■ PROBLEM TO SOLVE ■
Return the lines in the source data from the line with "- wall-segment: [533, 528, 559, 538]" to the line with "- wall-segment: [789, 435, 802, 588]", both included, exactly as they appear there.

■ Source data ■
▼
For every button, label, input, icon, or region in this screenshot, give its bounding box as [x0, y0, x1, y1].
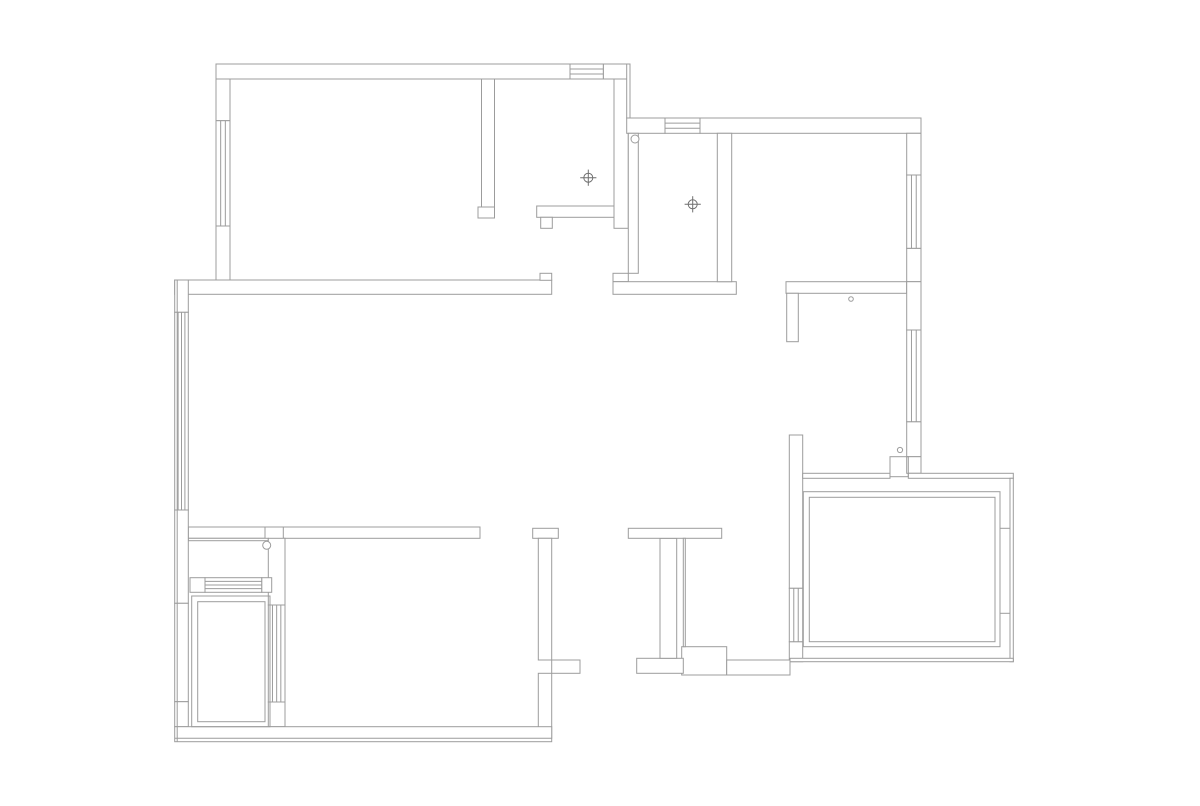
- wall-segment: [533, 528, 559, 538]
- wall-segment: [717, 133, 731, 281]
- wall-segment: [175, 727, 552, 742]
- wall-segment: [803, 473, 890, 478]
- wall-segment: [188, 527, 265, 538]
- window: [907, 330, 921, 422]
- wall-segment: [283, 527, 480, 538]
- wall-segment: [268, 538, 285, 605]
- wall-segment: [700, 118, 921, 133]
- wall-segment: [613, 273, 628, 281]
- wall-segment: [789, 435, 802, 588]
- wall-segment: [907, 282, 921, 330]
- door-pivot-circle: [849, 297, 854, 302]
- outline-rect: [198, 602, 265, 722]
- wall-segment: [613, 282, 736, 295]
- wall-segment: [627, 118, 665, 133]
- floor-plan-canvas: [0, 0, 1200, 806]
- wall-segment: [603, 64, 630, 79]
- wall-segment: [907, 248, 921, 281]
- wall-segment: [482, 79, 495, 207]
- wall-segment: [907, 457, 921, 474]
- wall-segment: [268, 702, 285, 727]
- wall-segment: [262, 578, 272, 593]
- wall-segment: [683, 538, 685, 646]
- wall-segment: [727, 660, 790, 675]
- wall-segment: [537, 206, 614, 217]
- wall-segment: [540, 273, 552, 280]
- wall-segment: [614, 79, 628, 228]
- wall-segment: [541, 217, 553, 228]
- wall-segment: [787, 293, 799, 341]
- window: [907, 175, 921, 248]
- wall-segment: [628, 133, 638, 273]
- floor-plan-page: [0, 0, 1200, 806]
- wall-segment: [188, 538, 268, 540]
- wall-segment: [790, 658, 1013, 661]
- wall-segment: [627, 64, 630, 118]
- wall-segment: [175, 280, 552, 294]
- door-pivot-circle: [263, 541, 271, 549]
- outline-rect: [809, 497, 995, 641]
- wall-segment: [908, 473, 1013, 478]
- wall-segment: [216, 64, 570, 79]
- outline-rect: [890, 457, 908, 477]
- wall-segment: [660, 538, 677, 658]
- wall-segment: [907, 133, 921, 175]
- wall-segment: [478, 207, 495, 218]
- door-pivot-circle: [897, 447, 902, 452]
- wall-segment: [190, 578, 205, 593]
- wall-segment: [682, 647, 727, 675]
- wall-segment: [216, 226, 230, 280]
- wall-segment: [786, 282, 907, 294]
- window: [570, 64, 603, 79]
- wall-segment: [628, 528, 721, 538]
- wall-segment: [538, 538, 551, 660]
- outline-rect: [192, 596, 270, 727]
- outline-rect: [803, 492, 1000, 647]
- window: [665, 118, 700, 133]
- wall-segment: [1010, 478, 1013, 661]
- door-pivot-circle: [631, 135, 639, 143]
- wall-segment: [637, 658, 684, 673]
- wall-segment: [216, 79, 230, 121]
- wall-segment: [907, 422, 921, 457]
- wall-segment: [552, 660, 580, 673]
- window: [789, 588, 802, 641]
- window: [216, 121, 230, 226]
▲
■ WRITTEN REPLY ■
- wall-segment: [533, 528, 559, 538]
- wall-segment: [717, 133, 731, 281]
- wall-segment: [175, 727, 552, 742]
- wall-segment: [803, 473, 890, 478]
- wall-segment: [188, 527, 265, 538]
- window: [907, 330, 921, 422]
- wall-segment: [283, 527, 480, 538]
- wall-segment: [268, 538, 285, 605]
- wall-segment: [700, 118, 921, 133]
- wall-segment: [613, 273, 628, 281]
- wall-segment: [789, 435, 802, 588]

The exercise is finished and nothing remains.